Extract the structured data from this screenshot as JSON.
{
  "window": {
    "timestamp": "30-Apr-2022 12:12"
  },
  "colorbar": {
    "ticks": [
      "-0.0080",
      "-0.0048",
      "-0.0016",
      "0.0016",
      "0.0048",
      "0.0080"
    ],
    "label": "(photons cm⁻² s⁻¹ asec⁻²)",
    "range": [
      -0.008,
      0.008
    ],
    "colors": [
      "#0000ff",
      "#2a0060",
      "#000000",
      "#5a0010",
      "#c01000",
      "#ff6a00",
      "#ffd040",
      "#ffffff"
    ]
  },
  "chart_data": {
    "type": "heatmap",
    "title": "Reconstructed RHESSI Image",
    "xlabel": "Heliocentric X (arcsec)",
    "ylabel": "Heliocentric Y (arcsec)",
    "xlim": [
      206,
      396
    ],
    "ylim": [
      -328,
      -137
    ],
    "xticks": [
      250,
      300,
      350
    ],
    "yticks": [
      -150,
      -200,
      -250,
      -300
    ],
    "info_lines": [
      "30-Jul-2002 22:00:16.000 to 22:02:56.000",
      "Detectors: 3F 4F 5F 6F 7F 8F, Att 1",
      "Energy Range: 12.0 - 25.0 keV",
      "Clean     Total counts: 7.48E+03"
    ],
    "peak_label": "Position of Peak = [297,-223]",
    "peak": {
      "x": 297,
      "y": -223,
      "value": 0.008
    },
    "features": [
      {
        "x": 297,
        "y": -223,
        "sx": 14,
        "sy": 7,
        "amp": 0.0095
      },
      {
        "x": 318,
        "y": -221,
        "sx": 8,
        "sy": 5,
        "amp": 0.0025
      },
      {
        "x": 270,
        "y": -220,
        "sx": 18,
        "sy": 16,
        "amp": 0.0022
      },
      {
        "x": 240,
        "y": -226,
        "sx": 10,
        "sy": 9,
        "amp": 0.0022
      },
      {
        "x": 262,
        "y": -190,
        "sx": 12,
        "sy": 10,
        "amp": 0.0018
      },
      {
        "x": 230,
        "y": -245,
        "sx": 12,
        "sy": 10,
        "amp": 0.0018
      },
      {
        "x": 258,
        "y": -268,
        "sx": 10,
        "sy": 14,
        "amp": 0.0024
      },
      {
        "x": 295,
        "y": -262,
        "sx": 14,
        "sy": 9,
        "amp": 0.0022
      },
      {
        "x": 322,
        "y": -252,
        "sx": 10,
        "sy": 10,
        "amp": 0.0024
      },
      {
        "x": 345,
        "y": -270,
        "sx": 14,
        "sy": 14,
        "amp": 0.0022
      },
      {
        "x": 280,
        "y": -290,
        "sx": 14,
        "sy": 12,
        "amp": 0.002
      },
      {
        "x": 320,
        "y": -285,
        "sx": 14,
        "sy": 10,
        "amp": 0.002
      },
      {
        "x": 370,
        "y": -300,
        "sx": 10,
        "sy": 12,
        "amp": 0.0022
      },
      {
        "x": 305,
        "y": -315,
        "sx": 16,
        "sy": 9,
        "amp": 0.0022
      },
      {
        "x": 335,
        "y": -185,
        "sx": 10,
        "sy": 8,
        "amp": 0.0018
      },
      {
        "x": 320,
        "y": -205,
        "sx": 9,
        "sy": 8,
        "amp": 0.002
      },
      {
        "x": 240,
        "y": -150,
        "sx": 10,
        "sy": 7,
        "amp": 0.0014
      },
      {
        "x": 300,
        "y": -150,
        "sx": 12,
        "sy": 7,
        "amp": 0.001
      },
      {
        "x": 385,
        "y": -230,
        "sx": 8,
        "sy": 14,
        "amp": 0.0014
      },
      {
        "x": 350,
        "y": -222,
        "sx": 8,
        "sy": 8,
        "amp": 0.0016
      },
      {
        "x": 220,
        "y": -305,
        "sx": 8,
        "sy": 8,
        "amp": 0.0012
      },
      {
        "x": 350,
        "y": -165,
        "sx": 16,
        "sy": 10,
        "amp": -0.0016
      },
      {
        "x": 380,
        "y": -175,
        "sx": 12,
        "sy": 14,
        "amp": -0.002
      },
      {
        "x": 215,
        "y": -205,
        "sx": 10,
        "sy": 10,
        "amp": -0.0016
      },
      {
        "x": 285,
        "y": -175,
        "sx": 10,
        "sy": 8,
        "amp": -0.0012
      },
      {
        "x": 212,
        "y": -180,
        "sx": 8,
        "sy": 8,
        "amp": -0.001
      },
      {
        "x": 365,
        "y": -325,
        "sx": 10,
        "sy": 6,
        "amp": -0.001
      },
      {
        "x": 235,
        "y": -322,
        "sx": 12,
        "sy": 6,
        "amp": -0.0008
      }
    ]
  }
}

> Problem to solve: Output all of the data above without any alteration.

> Expected answer:
Extract the structured data from this screenshot as JSON.
{
  "window": {
    "timestamp": "30-Apr-2022 12:12"
  },
  "colorbar": {
    "ticks": [
      "-0.0080",
      "-0.0048",
      "-0.0016",
      "0.0016",
      "0.0048",
      "0.0080"
    ],
    "label": "(photons cm⁻² s⁻¹ asec⁻²)",
    "range": [
      -0.008,
      0.008
    ],
    "colors": [
      "#0000ff",
      "#2a0060",
      "#000000",
      "#5a0010",
      "#c01000",
      "#ff6a00",
      "#ffd040",
      "#ffffff"
    ]
  },
  "chart_data": {
    "type": "heatmap",
    "title": "Reconstructed RHESSI Image",
    "xlabel": "Heliocentric X (arcsec)",
    "ylabel": "Heliocentric Y (arcsec)",
    "xlim": [
      206,
      396
    ],
    "ylim": [
      -328,
      -137
    ],
    "xticks": [
      250,
      300,
      350
    ],
    "yticks": [
      -150,
      -200,
      -250,
      -300
    ],
    "info_lines": [
      "30-Jul-2002 22:00:16.000 to 22:02:56.000",
      "Detectors: 3F 4F 5F 6F 7F 8F, Att 1",
      "Energy Range: 12.0 - 25.0 keV",
      "Clean     Total counts: 7.48E+03"
    ],
    "peak_label": "Position of Peak = [297,-223]",
    "peak": {
      "x": 297,
      "y": -223,
      "value": 0.008
    },
    "features": [
      {
        "x": 297,
        "y": -223,
        "sx": 14,
        "sy": 7,
        "amp": 0.0095
      },
      {
        "x": 318,
        "y": -221,
        "sx": 8,
        "sy": 5,
        "amp": 0.0025
      },
      {
        "x": 270,
        "y": -220,
        "sx": 18,
        "sy": 16,
        "amp": 0.0022
      },
      {
        "x": 240,
        "y": -226,
        "sx": 10,
        "sy": 9,
        "amp": 0.0022
      },
      {
        "x": 262,
        "y": -190,
        "sx": 12,
        "sy": 10,
        "amp": 0.0018
      },
      {
        "x": 230,
        "y": -245,
        "sx": 12,
        "sy": 10,
        "amp": 0.0018
      },
      {
        "x": 258,
        "y": -268,
        "sx": 10,
        "sy": 14,
        "amp": 0.0024
      },
      {
        "x": 295,
        "y": -262,
        "sx": 14,
        "sy": 9,
        "amp": 0.0022
      },
      {
        "x": 322,
        "y": -252,
        "sx": 10,
        "sy": 10,
        "amp": 0.0024
      },
      {
        "x": 345,
        "y": -270,
        "sx": 14,
        "sy": 14,
        "amp": 0.0022
      },
      {
        "x": 280,
        "y": -290,
        "sx": 14,
        "sy": 12,
        "amp": 0.002
      },
      {
        "x": 320,
        "y": -285,
        "sx": 14,
        "sy": 10,
        "amp": 0.002
      },
      {
        "x": 370,
        "y": -300,
        "sx": 10,
        "sy": 12,
        "amp": 0.0022
      },
      {
        "x": 305,
        "y": -315,
        "sx": 16,
        "sy": 9,
        "amp": 0.0022
      },
      {
        "x": 335,
        "y": -185,
        "sx": 10,
        "sy": 8,
        "amp": 0.0018
      },
      {
        "x": 320,
        "y": -205,
        "sx": 9,
        "sy": 8,
        "amp": 0.002
      },
      {
        "x": 240,
        "y": -150,
        "sx": 10,
        "sy": 7,
        "amp": 0.0014
      },
      {
        "x": 300,
        "y": -150,
        "sx": 12,
        "sy": 7,
        "amp": 0.001
      },
      {
        "x": 385,
        "y": -230,
        "sx": 8,
        "sy": 14,
        "amp": 0.0014
      },
      {
        "x": 350,
        "y": -222,
        "sx": 8,
        "sy": 8,
        "amp": 0.0016
      },
      {
        "x": 220,
        "y": -305,
        "sx": 8,
        "sy": 8,
        "amp": 0.0012
      },
      {
        "x": 350,
        "y": -165,
        "sx": 16,
        "sy": 10,
        "amp": -0.0016
      },
      {
        "x": 380,
        "y": -175,
        "sx": 12,
        "sy": 14,
        "amp": -0.002
      },
      {
        "x": 215,
        "y": -205,
        "sx": 10,
        "sy": 10,
        "amp": -0.0016
      },
      {
        "x": 285,
        "y": -175,
        "sx": 10,
        "sy": 8,
        "amp": -0.0012
      },
      {
        "x": 212,
        "y": -180,
        "sx": 8,
        "sy": 8,
        "amp": -0.001
      },
      {
        "x": 365,
        "y": -325,
        "sx": 10,
        "sy": 6,
        "amp": -0.001
      },
      {
        "x": 235,
        "y": -322,
        "sx": 12,
        "sy": 6,
        "amp": -0.0008
      }
    ]
  }
}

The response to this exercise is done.